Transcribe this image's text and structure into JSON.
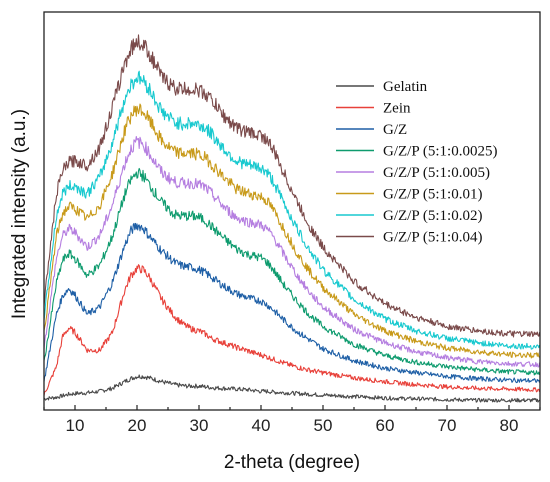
{
  "chart_data": {
    "type": "line",
    "title": "",
    "xlabel": "2-theta (degree)",
    "ylabel": "Integrated intensity (a.u.)",
    "xlim": [
      5,
      85
    ],
    "xticks": [
      10,
      20,
      30,
      40,
      50,
      60,
      70,
      80
    ],
    "grid": false,
    "y_tick_labels": false,
    "legend_position": "top-right",
    "x": [
      5,
      7,
      8,
      9,
      10,
      12,
      14,
      16,
      18,
      19,
      20,
      21,
      22,
      24,
      26,
      27,
      28,
      29,
      30,
      31,
      32,
      34,
      36,
      38,
      39,
      40,
      41,
      42,
      44,
      46,
      48,
      50,
      55,
      60,
      65,
      70,
      75,
      80,
      85
    ],
    "series": [
      {
        "name": "Gelatin",
        "color": "#4a4a4a",
        "values": [
          0.07,
          0.09,
          0.11,
          0.13,
          0.14,
          0.15,
          0.17,
          0.21,
          0.3,
          0.34,
          0.37,
          0.37,
          0.35,
          0.3,
          0.26,
          0.25,
          0.24,
          0.24,
          0.24,
          0.23,
          0.22,
          0.21,
          0.2,
          0.19,
          0.18,
          0.17,
          0.17,
          0.16,
          0.15,
          0.14,
          0.13,
          0.12,
          0.1,
          0.08,
          0.07,
          0.06,
          0.05,
          0.05,
          0.05
        ]
      },
      {
        "name": "Zein",
        "color": "#e8413a",
        "values": [
          0.12,
          0.5,
          0.9,
          1.02,
          0.96,
          0.72,
          0.72,
          0.95,
          1.52,
          1.72,
          1.82,
          1.8,
          1.7,
          1.4,
          1.18,
          1.1,
          1.04,
          1.0,
          0.98,
          0.94,
          0.88,
          0.82,
          0.76,
          0.71,
          0.68,
          0.66,
          0.63,
          0.6,
          0.54,
          0.49,
          0.45,
          0.42,
          0.35,
          0.3,
          0.26,
          0.23,
          0.21,
          0.2,
          0.19
        ]
      },
      {
        "name": "G/Z",
        "color": "#1e5fa6",
        "values": [
          0.3,
          1.2,
          1.45,
          1.55,
          1.46,
          1.2,
          1.3,
          1.62,
          2.12,
          2.32,
          2.4,
          2.36,
          2.25,
          2.05,
          1.9,
          1.86,
          1.84,
          1.83,
          1.8,
          1.76,
          1.7,
          1.58,
          1.48,
          1.42,
          1.4,
          1.38,
          1.33,
          1.26,
          1.1,
          0.96,
          0.85,
          0.74,
          0.58,
          0.48,
          0.42,
          0.37,
          0.34,
          0.32,
          0.31
        ]
      },
      {
        "name": "G/Z/P (5:1:0.0025)",
        "color": "#0e9b6e",
        "values": [
          0.55,
          1.62,
          1.92,
          2.02,
          1.95,
          1.72,
          1.86,
          2.24,
          2.8,
          3.0,
          3.1,
          3.06,
          2.94,
          2.7,
          2.54,
          2.52,
          2.52,
          2.52,
          2.5,
          2.46,
          2.38,
          2.22,
          2.08,
          2.0,
          1.98,
          1.96,
          1.9,
          1.8,
          1.56,
          1.36,
          1.18,
          1.04,
          0.8,
          0.65,
          0.56,
          0.5,
          0.46,
          0.43,
          0.42
        ]
      },
      {
        "name": "G/Z/P (5:1:0.005)",
        "color": "#b57ee0",
        "values": [
          0.75,
          1.95,
          2.25,
          2.35,
          2.3,
          2.1,
          2.26,
          2.66,
          3.22,
          3.42,
          3.52,
          3.48,
          3.36,
          3.1,
          2.98,
          2.96,
          2.96,
          2.96,
          2.94,
          2.9,
          2.82,
          2.64,
          2.5,
          2.44,
          2.42,
          2.4,
          2.34,
          2.24,
          1.96,
          1.7,
          1.48,
          1.3,
          1.0,
          0.82,
          0.7,
          0.62,
          0.57,
          0.54,
          0.53
        ]
      },
      {
        "name": "G/Z/P (5:1:0.01)",
        "color": "#c89a1a",
        "values": [
          0.95,
          2.25,
          2.55,
          2.65,
          2.62,
          2.48,
          2.66,
          3.08,
          3.66,
          3.86,
          3.96,
          3.92,
          3.8,
          3.52,
          3.38,
          3.36,
          3.36,
          3.36,
          3.34,
          3.3,
          3.22,
          3.04,
          2.88,
          2.82,
          2.8,
          2.78,
          2.72,
          2.6,
          2.3,
          2.0,
          1.76,
          1.56,
          1.2,
          0.98,
          0.84,
          0.75,
          0.7,
          0.66,
          0.65
        ]
      },
      {
        "name": "G/Z/P (5:1:0.02)",
        "color": "#18c9cf",
        "values": [
          1.15,
          2.52,
          2.82,
          2.92,
          2.92,
          2.82,
          3.04,
          3.5,
          4.08,
          4.28,
          4.38,
          4.34,
          4.22,
          3.92,
          3.78,
          3.76,
          3.76,
          3.76,
          3.74,
          3.7,
          3.62,
          3.42,
          3.26,
          3.2,
          3.18,
          3.16,
          3.1,
          2.98,
          2.64,
          2.32,
          2.04,
          1.8,
          1.4,
          1.14,
          0.98,
          0.88,
          0.82,
          0.78,
          0.77
        ]
      },
      {
        "name": "G/Z/P (5:1:0.04)",
        "color": "#7a4a4a",
        "values": [
          1.35,
          2.82,
          3.12,
          3.24,
          3.26,
          3.2,
          3.44,
          3.96,
          4.56,
          4.76,
          4.86,
          4.82,
          4.7,
          4.38,
          4.24,
          4.22,
          4.22,
          4.22,
          4.2,
          4.16,
          4.08,
          3.86,
          3.7,
          3.64,
          3.62,
          3.6,
          3.54,
          3.4,
          3.04,
          2.68,
          2.36,
          2.1,
          1.64,
          1.34,
          1.16,
          1.04,
          0.98,
          0.94,
          0.93
        ]
      }
    ]
  }
}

== Problem statement ==
Make an exact copy of the data, leaving its pictures out.

== Expected output ==
Transcribe this image's text and structure into JSON.
{
  "chart_data": {
    "type": "line",
    "title": "",
    "xlabel": "2-theta (degree)",
    "ylabel": "Integrated intensity (a.u.)",
    "xlim": [
      5,
      85
    ],
    "xticks": [
      10,
      20,
      30,
      40,
      50,
      60,
      70,
      80
    ],
    "grid": false,
    "y_tick_labels": false,
    "legend_position": "top-right",
    "x": [
      5,
      7,
      8,
      9,
      10,
      12,
      14,
      16,
      18,
      19,
      20,
      21,
      22,
      24,
      26,
      27,
      28,
      29,
      30,
      31,
      32,
      34,
      36,
      38,
      39,
      40,
      41,
      42,
      44,
      46,
      48,
      50,
      55,
      60,
      65,
      70,
      75,
      80,
      85
    ],
    "series": [
      {
        "name": "Gelatin",
        "color": "#4a4a4a",
        "values": [
          0.07,
          0.09,
          0.11,
          0.13,
          0.14,
          0.15,
          0.17,
          0.21,
          0.3,
          0.34,
          0.37,
          0.37,
          0.35,
          0.3,
          0.26,
          0.25,
          0.24,
          0.24,
          0.24,
          0.23,
          0.22,
          0.21,
          0.2,
          0.19,
          0.18,
          0.17,
          0.17,
          0.16,
          0.15,
          0.14,
          0.13,
          0.12,
          0.1,
          0.08,
          0.07,
          0.06,
          0.05,
          0.05,
          0.05
        ]
      },
      {
        "name": "Zein",
        "color": "#e8413a",
        "values": [
          0.12,
          0.5,
          0.9,
          1.02,
          0.96,
          0.72,
          0.72,
          0.95,
          1.52,
          1.72,
          1.82,
          1.8,
          1.7,
          1.4,
          1.18,
          1.1,
          1.04,
          1.0,
          0.98,
          0.94,
          0.88,
          0.82,
          0.76,
          0.71,
          0.68,
          0.66,
          0.63,
          0.6,
          0.54,
          0.49,
          0.45,
          0.42,
          0.35,
          0.3,
          0.26,
          0.23,
          0.21,
          0.2,
          0.19
        ]
      },
      {
        "name": "G/Z",
        "color": "#1e5fa6",
        "values": [
          0.3,
          1.2,
          1.45,
          1.55,
          1.46,
          1.2,
          1.3,
          1.62,
          2.12,
          2.32,
          2.4,
          2.36,
          2.25,
          2.05,
          1.9,
          1.86,
          1.84,
          1.83,
          1.8,
          1.76,
          1.7,
          1.58,
          1.48,
          1.42,
          1.4,
          1.38,
          1.33,
          1.26,
          1.1,
          0.96,
          0.85,
          0.74,
          0.58,
          0.48,
          0.42,
          0.37,
          0.34,
          0.32,
          0.31
        ]
      },
      {
        "name": "G/Z/P (5:1:0.0025)",
        "color": "#0e9b6e",
        "values": [
          0.55,
          1.62,
          1.92,
          2.02,
          1.95,
          1.72,
          1.86,
          2.24,
          2.8,
          3.0,
          3.1,
          3.06,
          2.94,
          2.7,
          2.54,
          2.52,
          2.52,
          2.52,
          2.5,
          2.46,
          2.38,
          2.22,
          2.08,
          2.0,
          1.98,
          1.96,
          1.9,
          1.8,
          1.56,
          1.36,
          1.18,
          1.04,
          0.8,
          0.65,
          0.56,
          0.5,
          0.46,
          0.43,
          0.42
        ]
      },
      {
        "name": "G/Z/P (5:1:0.005)",
        "color": "#b57ee0",
        "values": [
          0.75,
          1.95,
          2.25,
          2.35,
          2.3,
          2.1,
          2.26,
          2.66,
          3.22,
          3.42,
          3.52,
          3.48,
          3.36,
          3.1,
          2.98,
          2.96,
          2.96,
          2.96,
          2.94,
          2.9,
          2.82,
          2.64,
          2.5,
          2.44,
          2.42,
          2.4,
          2.34,
          2.24,
          1.96,
          1.7,
          1.48,
          1.3,
          1.0,
          0.82,
          0.7,
          0.62,
          0.57,
          0.54,
          0.53
        ]
      },
      {
        "name": "G/Z/P (5:1:0.01)",
        "color": "#c89a1a",
        "values": [
          0.95,
          2.25,
          2.55,
          2.65,
          2.62,
          2.48,
          2.66,
          3.08,
          3.66,
          3.86,
          3.96,
          3.92,
          3.8,
          3.52,
          3.38,
          3.36,
          3.36,
          3.36,
          3.34,
          3.3,
          3.22,
          3.04,
          2.88,
          2.82,
          2.8,
          2.78,
          2.72,
          2.6,
          2.3,
          2.0,
          1.76,
          1.56,
          1.2,
          0.98,
          0.84,
          0.75,
          0.7,
          0.66,
          0.65
        ]
      },
      {
        "name": "G/Z/P (5:1:0.02)",
        "color": "#18c9cf",
        "values": [
          1.15,
          2.52,
          2.82,
          2.92,
          2.92,
          2.82,
          3.04,
          3.5,
          4.08,
          4.28,
          4.38,
          4.34,
          4.22,
          3.92,
          3.78,
          3.76,
          3.76,
          3.76,
          3.74,
          3.7,
          3.62,
          3.42,
          3.26,
          3.2,
          3.18,
          3.16,
          3.1,
          2.98,
          2.64,
          2.32,
          2.04,
          1.8,
          1.4,
          1.14,
          0.98,
          0.88,
          0.82,
          0.78,
          0.77
        ]
      },
      {
        "name": "G/Z/P (5:1:0.04)",
        "color": "#7a4a4a",
        "values": [
          1.35,
          2.82,
          3.12,
          3.24,
          3.26,
          3.2,
          3.44,
          3.96,
          4.56,
          4.76,
          4.86,
          4.82,
          4.7,
          4.38,
          4.24,
          4.22,
          4.22,
          4.22,
          4.2,
          4.16,
          4.08,
          3.86,
          3.7,
          3.64,
          3.62,
          3.6,
          3.54,
          3.4,
          3.04,
          2.68,
          2.36,
          2.1,
          1.64,
          1.34,
          1.16,
          1.04,
          0.98,
          0.94,
          0.93
        ]
      }
    ]
  }
}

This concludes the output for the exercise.